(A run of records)
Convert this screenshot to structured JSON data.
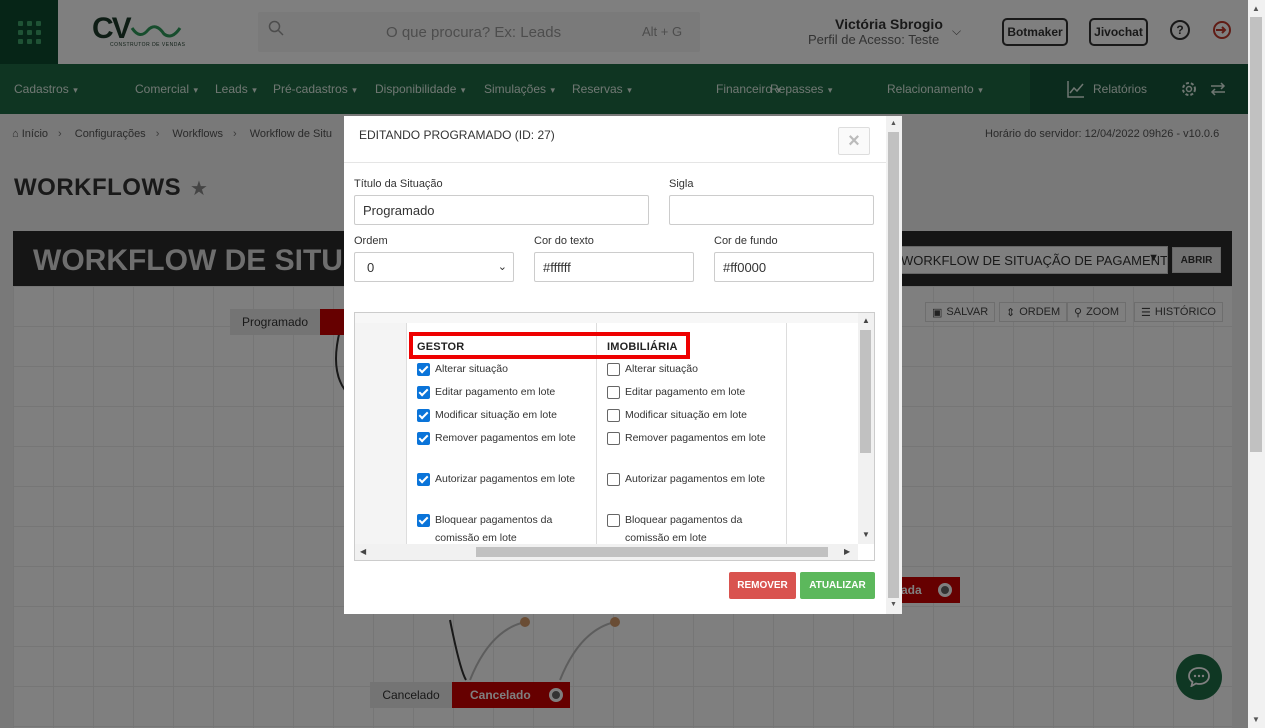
{
  "header": {
    "logo_text": "CV",
    "logo_subtext": "CONSTRUTOR DE VENDAS",
    "search_placeholder": "O que procura? Ex: Leads",
    "search_shortcut": "Alt + G",
    "user_name": "Victória Sbrogio",
    "user_profile": "Perfil de Acesso: Teste",
    "botmaker_label": "Botmaker",
    "jivochat_label": "Jivochat"
  },
  "nav": {
    "items": [
      "Cadastros",
      "Comercial",
      "Leads",
      "Pré-cadastros",
      "Disponibilidade",
      "Simulações",
      "Reservas",
      "Financeiro",
      "Repasses",
      "Relacionamento"
    ],
    "reports": "Relatórios"
  },
  "breadcrumb": [
    "Início",
    "Configurações",
    "Workflows",
    "Workflow de Situ"
  ],
  "server_time": "Horário do servidor: 12/04/2022 09h26 - v10.0.6",
  "page_title": "WORKFLOWS",
  "workflow": {
    "banner_title": "WORKFLOW DE SITUAÇ",
    "select_value": "WORKFLOW DE SITUAÇÃO DE PAGAMENTO",
    "open_button": "ABRIR",
    "tools": [
      "SALVAR",
      "ORDEM",
      "ZOOM",
      "HISTÓRICO"
    ],
    "nodes": {
      "programado_label": "Programado",
      "cancelado_label": "Cancelado",
      "cancelado_box": "Cancelado",
      "partial_box": "ada"
    }
  },
  "modal": {
    "title": "EDITANDO PROGRAMADO (ID: 27)",
    "close_glyph": "×",
    "fields": {
      "titulo_label": "Título da Situação",
      "titulo_value": "Programado",
      "sigla_label": "Sigla",
      "sigla_value": "",
      "ordem_label": "Ordem",
      "ordem_value": "0",
      "cor_texto_label": "Cor do texto",
      "cor_texto_value": "#ffffff",
      "cor_fundo_label": "Cor de fundo",
      "cor_fundo_value": "#ff0000"
    },
    "permissions": {
      "groups": [
        {
          "name": "GESTOR",
          "items": [
            {
              "label": "Alterar situação",
              "checked": true
            },
            {
              "label": "Editar pagamento em lote",
              "checked": true
            },
            {
              "label": "Modificar situação em lote",
              "checked": true
            },
            {
              "label": "Remover pagamentos em lote",
              "checked": true
            },
            {
              "label": "Autorizar pagamentos em lote",
              "checked": true
            },
            {
              "label": "Bloquear pagamentos da comissão em lote",
              "checked": true
            }
          ]
        },
        {
          "name": "IMOBILIÁRIA",
          "items": [
            {
              "label": "Alterar situação",
              "checked": false
            },
            {
              "label": "Editar pagamento em lote",
              "checked": false
            },
            {
              "label": "Modificar situação em lote",
              "checked": false
            },
            {
              "label": "Remover pagamentos em lote",
              "checked": false
            },
            {
              "label": "Autorizar pagamentos em lote",
              "checked": false
            },
            {
              "label": "Bloquear pagamentos da comissão em lote",
              "checked": false
            }
          ]
        }
      ]
    },
    "remove_button": "REMOVER",
    "update_button": "ATUALIZAR"
  },
  "colors": {
    "brand_dark": "#0d4b2f",
    "nav_green": "#1e6b45",
    "checkbox_blue": "#0a74d9",
    "highlight_red": "#e00000",
    "remove_red": "#d9534f",
    "update_green": "#5cb85c"
  }
}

▶ _Exercise_
Can the entries above be repeated exactly, without their pictures?

▶ _Finished task_
Convert this screenshot to structured JSON data.
{
  "header": {
    "logo_text": "CV",
    "logo_subtext": "CONSTRUTOR DE VENDAS",
    "search_placeholder": "O que procura? Ex: Leads",
    "search_shortcut": "Alt + G",
    "user_name": "Victória Sbrogio",
    "user_profile": "Perfil de Acesso: Teste",
    "botmaker_label": "Botmaker",
    "jivochat_label": "Jivochat"
  },
  "nav": {
    "items": [
      "Cadastros",
      "Comercial",
      "Leads",
      "Pré-cadastros",
      "Disponibilidade",
      "Simulações",
      "Reservas",
      "Financeiro",
      "Repasses",
      "Relacionamento"
    ],
    "reports": "Relatórios"
  },
  "breadcrumb": [
    "Início",
    "Configurações",
    "Workflows",
    "Workflow de Situ"
  ],
  "server_time": "Horário do servidor: 12/04/2022 09h26 - v10.0.6",
  "page_title": "WORKFLOWS",
  "workflow": {
    "banner_title": "WORKFLOW DE SITUAÇ",
    "select_value": "WORKFLOW DE SITUAÇÃO DE PAGAMENTO",
    "open_button": "ABRIR",
    "tools": [
      "SALVAR",
      "ORDEM",
      "ZOOM",
      "HISTÓRICO"
    ],
    "nodes": {
      "programado_label": "Programado",
      "cancelado_label": "Cancelado",
      "cancelado_box": "Cancelado",
      "partial_box": "ada"
    }
  },
  "modal": {
    "title": "EDITANDO PROGRAMADO (ID: 27)",
    "close_glyph": "×",
    "fields": {
      "titulo_label": "Título da Situação",
      "titulo_value": "Programado",
      "sigla_label": "Sigla",
      "sigla_value": "",
      "ordem_label": "Ordem",
      "ordem_value": "0",
      "cor_texto_label": "Cor do texto",
      "cor_texto_value": "#ffffff",
      "cor_fundo_label": "Cor de fundo",
      "cor_fundo_value": "#ff0000"
    },
    "permissions": {
      "groups": [
        {
          "name": "GESTOR",
          "items": [
            {
              "label": "Alterar situação",
              "checked": true
            },
            {
              "label": "Editar pagamento em lote",
              "checked": true
            },
            {
              "label": "Modificar situação em lote",
              "checked": true
            },
            {
              "label": "Remover pagamentos em lote",
              "checked": true
            },
            {
              "label": "Autorizar pagamentos em lote",
              "checked": true
            },
            {
              "label": "Bloquear pagamentos da comissão em lote",
              "checked": true
            }
          ]
        },
        {
          "name": "IMOBILIÁRIA",
          "items": [
            {
              "label": "Alterar situação",
              "checked": false
            },
            {
              "label": "Editar pagamento em lote",
              "checked": false
            },
            {
              "label": "Modificar situação em lote",
              "checked": false
            },
            {
              "label": "Remover pagamentos em lote",
              "checked": false
            },
            {
              "label": "Autorizar pagamentos em lote",
              "checked": false
            },
            {
              "label": "Bloquear pagamentos da comissão em lote",
              "checked": false
            }
          ]
        }
      ]
    },
    "remove_button": "REMOVER",
    "update_button": "ATUALIZAR"
  },
  "colors": {
    "brand_dark": "#0d4b2f",
    "nav_green": "#1e6b45",
    "checkbox_blue": "#0a74d9",
    "highlight_red": "#e00000",
    "remove_red": "#d9534f",
    "update_green": "#5cb85c"
  }
}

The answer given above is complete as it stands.